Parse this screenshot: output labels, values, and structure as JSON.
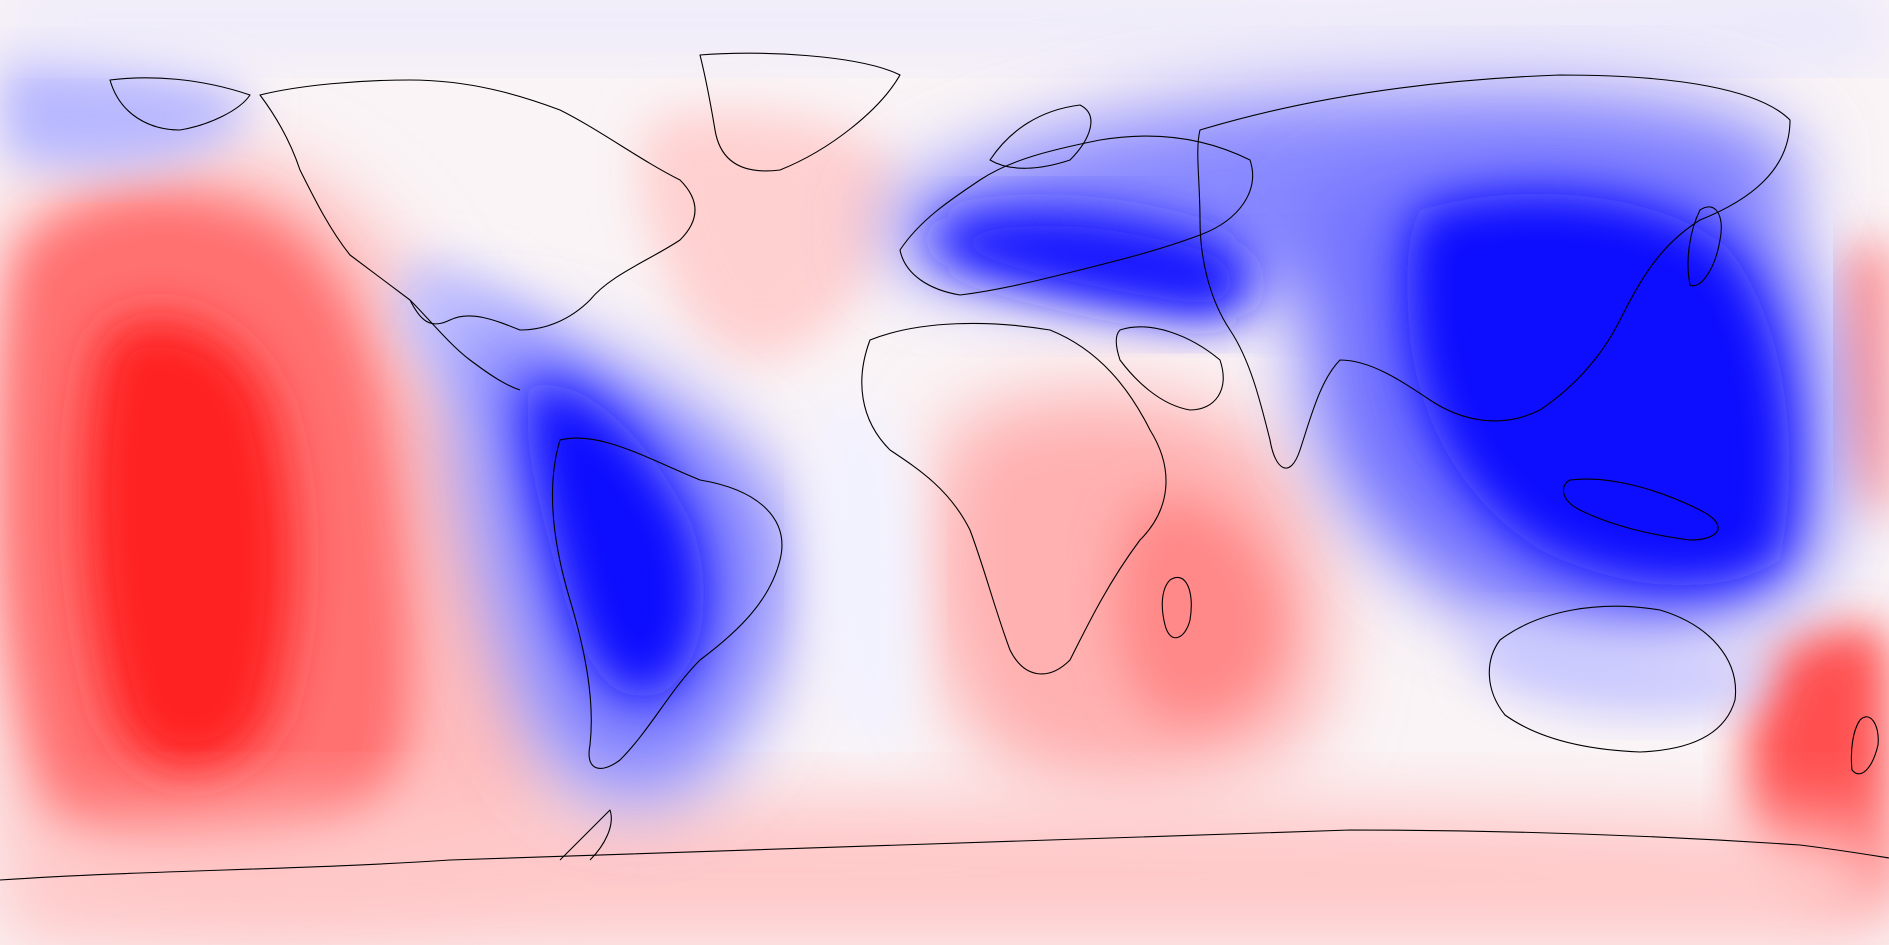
{
  "map": {
    "projection": "equirectangular",
    "field_type": "diverging-anomaly",
    "colors": {
      "strong_positive": "#ff1010",
      "positive": "#ff9a9a",
      "weak_positive": "#ffe0e0",
      "neutral": "#f6f6ff",
      "weak_negative": "#c8c8ff",
      "negative": "#6a6aff",
      "strong_negative": "#0a0aff",
      "coastline": "#000000"
    },
    "features": [
      {
        "name": "pacific-positive-anomaly",
        "sign": "positive",
        "strength": 1.0,
        "lon": -145,
        "lat": -8
      },
      {
        "name": "south-america-negative-anomaly",
        "sign": "negative",
        "strength": 1.0,
        "lon": -65,
        "lat": -15
      },
      {
        "name": "eurasia-negative-anomaly",
        "sign": "negative",
        "strength": 0.95,
        "lon": 40,
        "lat": 41
      },
      {
        "name": "east-asia-negative-anomaly",
        "sign": "negative",
        "strength": 1.0,
        "lon": 125,
        "lat": 18
      },
      {
        "name": "north-atlantic-positive-anomaly",
        "sign": "positive",
        "strength": 0.3,
        "lon": -30,
        "lat": 42
      },
      {
        "name": "indian-ocean-positive-anomaly",
        "sign": "positive",
        "strength": 0.55,
        "lon": 60,
        "lat": -30
      },
      {
        "name": "southwest-pacific-positive-anomaly",
        "sign": "positive",
        "strength": 0.85,
        "lon": 178,
        "lat": -45
      },
      {
        "name": "antarctic-positive-anomaly",
        "sign": "positive",
        "strength": 0.3,
        "lon": 0,
        "lat": -75
      }
    ]
  }
}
☆ ☆ ☆ ☆ ☆ ☆ ☆
**Objective:**
Using the records above, retype everything exactly except the pictures.

**The reply:**
Parse this screenshot: output labels, values, and structure as JSON.
{
  "map": {
    "projection": "equirectangular",
    "field_type": "diverging-anomaly",
    "colors": {
      "strong_positive": "#ff1010",
      "positive": "#ff9a9a",
      "weak_positive": "#ffe0e0",
      "neutral": "#f6f6ff",
      "weak_negative": "#c8c8ff",
      "negative": "#6a6aff",
      "strong_negative": "#0a0aff",
      "coastline": "#000000"
    },
    "features": [
      {
        "name": "pacific-positive-anomaly",
        "sign": "positive",
        "strength": 1.0,
        "lon": -145,
        "lat": -8
      },
      {
        "name": "south-america-negative-anomaly",
        "sign": "negative",
        "strength": 1.0,
        "lon": -65,
        "lat": -15
      },
      {
        "name": "eurasia-negative-anomaly",
        "sign": "negative",
        "strength": 0.95,
        "lon": 40,
        "lat": 41
      },
      {
        "name": "east-asia-negative-anomaly",
        "sign": "negative",
        "strength": 1.0,
        "lon": 125,
        "lat": 18
      },
      {
        "name": "north-atlantic-positive-anomaly",
        "sign": "positive",
        "strength": 0.3,
        "lon": -30,
        "lat": 42
      },
      {
        "name": "indian-ocean-positive-anomaly",
        "sign": "positive",
        "strength": 0.55,
        "lon": 60,
        "lat": -30
      },
      {
        "name": "southwest-pacific-positive-anomaly",
        "sign": "positive",
        "strength": 0.85,
        "lon": 178,
        "lat": -45
      },
      {
        "name": "antarctic-positive-anomaly",
        "sign": "positive",
        "strength": 0.3,
        "lon": 0,
        "lat": -75
      }
    ]
  }
}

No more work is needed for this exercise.